#### The problem
Reproduce every entry exactly.

#### Figure collection entries
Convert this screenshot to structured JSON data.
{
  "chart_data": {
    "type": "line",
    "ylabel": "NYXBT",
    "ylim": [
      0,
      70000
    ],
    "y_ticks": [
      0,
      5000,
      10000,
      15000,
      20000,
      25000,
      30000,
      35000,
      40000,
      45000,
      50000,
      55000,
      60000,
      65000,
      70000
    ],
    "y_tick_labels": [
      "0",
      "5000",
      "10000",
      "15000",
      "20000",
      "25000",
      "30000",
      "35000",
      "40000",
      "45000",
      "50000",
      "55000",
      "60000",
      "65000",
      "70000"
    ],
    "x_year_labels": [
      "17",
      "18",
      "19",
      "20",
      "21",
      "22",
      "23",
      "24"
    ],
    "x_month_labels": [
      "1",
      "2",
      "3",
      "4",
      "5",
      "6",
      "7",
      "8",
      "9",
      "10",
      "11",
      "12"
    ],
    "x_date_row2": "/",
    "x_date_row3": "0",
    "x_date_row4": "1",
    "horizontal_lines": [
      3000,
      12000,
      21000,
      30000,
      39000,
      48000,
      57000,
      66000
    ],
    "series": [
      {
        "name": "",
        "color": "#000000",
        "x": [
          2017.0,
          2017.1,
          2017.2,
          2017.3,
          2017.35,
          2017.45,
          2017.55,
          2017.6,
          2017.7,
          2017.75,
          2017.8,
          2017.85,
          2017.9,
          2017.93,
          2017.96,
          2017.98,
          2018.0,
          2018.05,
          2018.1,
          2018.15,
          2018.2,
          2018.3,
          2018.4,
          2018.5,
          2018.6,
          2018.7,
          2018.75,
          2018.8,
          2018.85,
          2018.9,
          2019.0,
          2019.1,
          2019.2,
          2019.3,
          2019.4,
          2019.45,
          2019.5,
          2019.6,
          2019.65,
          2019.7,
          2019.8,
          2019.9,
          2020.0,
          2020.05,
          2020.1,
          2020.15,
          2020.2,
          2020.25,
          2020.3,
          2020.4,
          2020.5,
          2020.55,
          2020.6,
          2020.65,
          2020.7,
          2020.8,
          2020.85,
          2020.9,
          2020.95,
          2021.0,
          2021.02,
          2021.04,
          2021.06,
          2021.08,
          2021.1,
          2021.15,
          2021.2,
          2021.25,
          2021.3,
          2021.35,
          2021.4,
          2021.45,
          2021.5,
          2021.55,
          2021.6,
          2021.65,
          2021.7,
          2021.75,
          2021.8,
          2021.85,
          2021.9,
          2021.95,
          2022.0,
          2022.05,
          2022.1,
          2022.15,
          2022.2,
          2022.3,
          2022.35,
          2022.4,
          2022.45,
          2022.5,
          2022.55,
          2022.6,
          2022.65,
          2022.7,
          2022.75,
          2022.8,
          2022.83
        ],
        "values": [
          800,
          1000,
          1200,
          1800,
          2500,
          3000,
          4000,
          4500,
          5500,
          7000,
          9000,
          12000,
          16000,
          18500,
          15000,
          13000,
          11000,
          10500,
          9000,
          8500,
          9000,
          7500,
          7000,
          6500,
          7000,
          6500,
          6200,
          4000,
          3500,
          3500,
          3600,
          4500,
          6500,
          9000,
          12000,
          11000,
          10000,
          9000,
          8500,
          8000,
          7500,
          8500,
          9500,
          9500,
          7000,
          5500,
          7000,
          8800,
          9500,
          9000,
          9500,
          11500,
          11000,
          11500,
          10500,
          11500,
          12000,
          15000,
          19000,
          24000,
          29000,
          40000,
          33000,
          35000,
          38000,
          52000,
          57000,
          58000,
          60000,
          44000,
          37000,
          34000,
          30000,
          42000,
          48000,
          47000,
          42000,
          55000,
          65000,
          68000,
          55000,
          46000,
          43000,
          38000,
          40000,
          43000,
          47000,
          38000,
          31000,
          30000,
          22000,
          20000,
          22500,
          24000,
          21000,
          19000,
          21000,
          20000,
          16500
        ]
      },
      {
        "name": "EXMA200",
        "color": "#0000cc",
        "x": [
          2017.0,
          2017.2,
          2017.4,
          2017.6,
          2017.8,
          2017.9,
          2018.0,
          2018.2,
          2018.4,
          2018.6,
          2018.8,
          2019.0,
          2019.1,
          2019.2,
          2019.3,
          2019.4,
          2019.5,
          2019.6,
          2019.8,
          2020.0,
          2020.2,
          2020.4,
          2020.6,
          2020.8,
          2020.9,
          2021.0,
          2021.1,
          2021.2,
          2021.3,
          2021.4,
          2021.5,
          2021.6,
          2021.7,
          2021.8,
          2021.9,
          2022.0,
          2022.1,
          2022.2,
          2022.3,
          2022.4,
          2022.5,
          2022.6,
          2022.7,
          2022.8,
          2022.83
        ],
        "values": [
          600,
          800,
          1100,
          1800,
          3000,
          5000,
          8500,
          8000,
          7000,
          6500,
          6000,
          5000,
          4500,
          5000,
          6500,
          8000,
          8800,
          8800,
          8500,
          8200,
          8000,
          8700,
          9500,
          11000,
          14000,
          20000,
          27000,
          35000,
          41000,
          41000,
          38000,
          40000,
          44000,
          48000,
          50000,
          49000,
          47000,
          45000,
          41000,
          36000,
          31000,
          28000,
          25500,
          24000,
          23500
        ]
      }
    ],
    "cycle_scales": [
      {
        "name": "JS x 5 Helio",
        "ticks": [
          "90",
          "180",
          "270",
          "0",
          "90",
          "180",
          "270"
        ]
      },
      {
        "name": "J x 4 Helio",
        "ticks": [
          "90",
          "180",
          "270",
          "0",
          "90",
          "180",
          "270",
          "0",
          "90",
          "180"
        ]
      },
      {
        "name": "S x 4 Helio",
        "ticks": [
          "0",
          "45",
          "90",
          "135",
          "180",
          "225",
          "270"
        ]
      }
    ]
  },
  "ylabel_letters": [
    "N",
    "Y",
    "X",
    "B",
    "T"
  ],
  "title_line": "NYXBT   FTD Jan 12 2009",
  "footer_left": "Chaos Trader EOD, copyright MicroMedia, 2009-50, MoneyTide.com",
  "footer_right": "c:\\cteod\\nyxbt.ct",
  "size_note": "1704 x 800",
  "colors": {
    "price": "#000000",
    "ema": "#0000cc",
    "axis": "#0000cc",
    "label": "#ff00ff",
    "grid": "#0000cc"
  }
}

#### Completed task
Convert this screenshot to structured JSON data.
{
  "chart_data": {
    "type": "line",
    "ylabel": "NYXBT",
    "ylim": [
      0,
      70000
    ],
    "y_ticks": [
      0,
      5000,
      10000,
      15000,
      20000,
      25000,
      30000,
      35000,
      40000,
      45000,
      50000,
      55000,
      60000,
      65000,
      70000
    ],
    "y_tick_labels": [
      "0",
      "5000",
      "10000",
      "15000",
      "20000",
      "25000",
      "30000",
      "35000",
      "40000",
      "45000",
      "50000",
      "55000",
      "60000",
      "65000",
      "70000"
    ],
    "x_year_labels": [
      "17",
      "18",
      "19",
      "20",
      "21",
      "22",
      "23",
      "24"
    ],
    "x_month_labels": [
      "1",
      "2",
      "3",
      "4",
      "5",
      "6",
      "7",
      "8",
      "9",
      "10",
      "11",
      "12"
    ],
    "x_date_row2": "/",
    "x_date_row3": "0",
    "x_date_row4": "1",
    "horizontal_lines": [
      3000,
      12000,
      21000,
      30000,
      39000,
      48000,
      57000,
      66000
    ],
    "series": [
      {
        "name": "",
        "color": "#000000",
        "x": [
          2017.0,
          2017.1,
          2017.2,
          2017.3,
          2017.35,
          2017.45,
          2017.55,
          2017.6,
          2017.7,
          2017.75,
          2017.8,
          2017.85,
          2017.9,
          2017.93,
          2017.96,
          2017.98,
          2018.0,
          2018.05,
          2018.1,
          2018.15,
          2018.2,
          2018.3,
          2018.4,
          2018.5,
          2018.6,
          2018.7,
          2018.75,
          2018.8,
          2018.85,
          2018.9,
          2019.0,
          2019.1,
          2019.2,
          2019.3,
          2019.4,
          2019.45,
          2019.5,
          2019.6,
          2019.65,
          2019.7,
          2019.8,
          2019.9,
          2020.0,
          2020.05,
          2020.1,
          2020.15,
          2020.2,
          2020.25,
          2020.3,
          2020.4,
          2020.5,
          2020.55,
          2020.6,
          2020.65,
          2020.7,
          2020.8,
          2020.85,
          2020.9,
          2020.95,
          2021.0,
          2021.02,
          2021.04,
          2021.06,
          2021.08,
          2021.1,
          2021.15,
          2021.2,
          2021.25,
          2021.3,
          2021.35,
          2021.4,
          2021.45,
          2021.5,
          2021.55,
          2021.6,
          2021.65,
          2021.7,
          2021.75,
          2021.8,
          2021.85,
          2021.9,
          2021.95,
          2022.0,
          2022.05,
          2022.1,
          2022.15,
          2022.2,
          2022.3,
          2022.35,
          2022.4,
          2022.45,
          2022.5,
          2022.55,
          2022.6,
          2022.65,
          2022.7,
          2022.75,
          2022.8,
          2022.83
        ],
        "values": [
          800,
          1000,
          1200,
          1800,
          2500,
          3000,
          4000,
          4500,
          5500,
          7000,
          9000,
          12000,
          16000,
          18500,
          15000,
          13000,
          11000,
          10500,
          9000,
          8500,
          9000,
          7500,
          7000,
          6500,
          7000,
          6500,
          6200,
          4000,
          3500,
          3500,
          3600,
          4500,
          6500,
          9000,
          12000,
          11000,
          10000,
          9000,
          8500,
          8000,
          7500,
          8500,
          9500,
          9500,
          7000,
          5500,
          7000,
          8800,
          9500,
          9000,
          9500,
          11500,
          11000,
          11500,
          10500,
          11500,
          12000,
          15000,
          19000,
          24000,
          29000,
          40000,
          33000,
          35000,
          38000,
          52000,
          57000,
          58000,
          60000,
          44000,
          37000,
          34000,
          30000,
          42000,
          48000,
          47000,
          42000,
          55000,
          65000,
          68000,
          55000,
          46000,
          43000,
          38000,
          40000,
          43000,
          47000,
          38000,
          31000,
          30000,
          22000,
          20000,
          22500,
          24000,
          21000,
          19000,
          21000,
          20000,
          16500
        ]
      },
      {
        "name": "EXMA200",
        "color": "#0000cc",
        "x": [
          2017.0,
          2017.2,
          2017.4,
          2017.6,
          2017.8,
          2017.9,
          2018.0,
          2018.2,
          2018.4,
          2018.6,
          2018.8,
          2019.0,
          2019.1,
          2019.2,
          2019.3,
          2019.4,
          2019.5,
          2019.6,
          2019.8,
          2020.0,
          2020.2,
          2020.4,
          2020.6,
          2020.8,
          2020.9,
          2021.0,
          2021.1,
          2021.2,
          2021.3,
          2021.4,
          2021.5,
          2021.6,
          2021.7,
          2021.8,
          2021.9,
          2022.0,
          2022.1,
          2022.2,
          2022.3,
          2022.4,
          2022.5,
          2022.6,
          2022.7,
          2022.8,
          2022.83
        ],
        "values": [
          600,
          800,
          1100,
          1800,
          3000,
          5000,
          8500,
          8000,
          7000,
          6500,
          6000,
          5000,
          4500,
          5000,
          6500,
          8000,
          8800,
          8800,
          8500,
          8200,
          8000,
          8700,
          9500,
          11000,
          14000,
          20000,
          27000,
          35000,
          41000,
          41000,
          38000,
          40000,
          44000,
          48000,
          50000,
          49000,
          47000,
          45000,
          41000,
          36000,
          31000,
          28000,
          25500,
          24000,
          23500
        ]
      }
    ],
    "cycle_scales": [
      {
        "name": "JS x 5 Helio",
        "ticks": [
          "90",
          "180",
          "270",
          "0",
          "90",
          "180",
          "270"
        ]
      },
      {
        "name": "J x 4 Helio",
        "ticks": [
          "90",
          "180",
          "270",
          "0",
          "90",
          "180",
          "270",
          "0",
          "90",
          "180"
        ]
      },
      {
        "name": "S x 4 Helio",
        "ticks": [
          "0",
          "45",
          "90",
          "135",
          "180",
          "225",
          "270"
        ]
      }
    ]
  },
  "ylabel_letters": [
    "N",
    "Y",
    "X",
    "B",
    "T"
  ],
  "title_line": "NYXBT   FTD Jan 12 2009",
  "footer_left": "Chaos Trader EOD, copyright MicroMedia, 2009-50, MoneyTide.com",
  "footer_right": "c:\\cteod\\nyxbt.ct",
  "size_note": "1704 x 800",
  "colors": {
    "price": "#000000",
    "ema": "#0000cc",
    "axis": "#0000cc",
    "label": "#ff00ff",
    "grid": "#0000cc"
  }
}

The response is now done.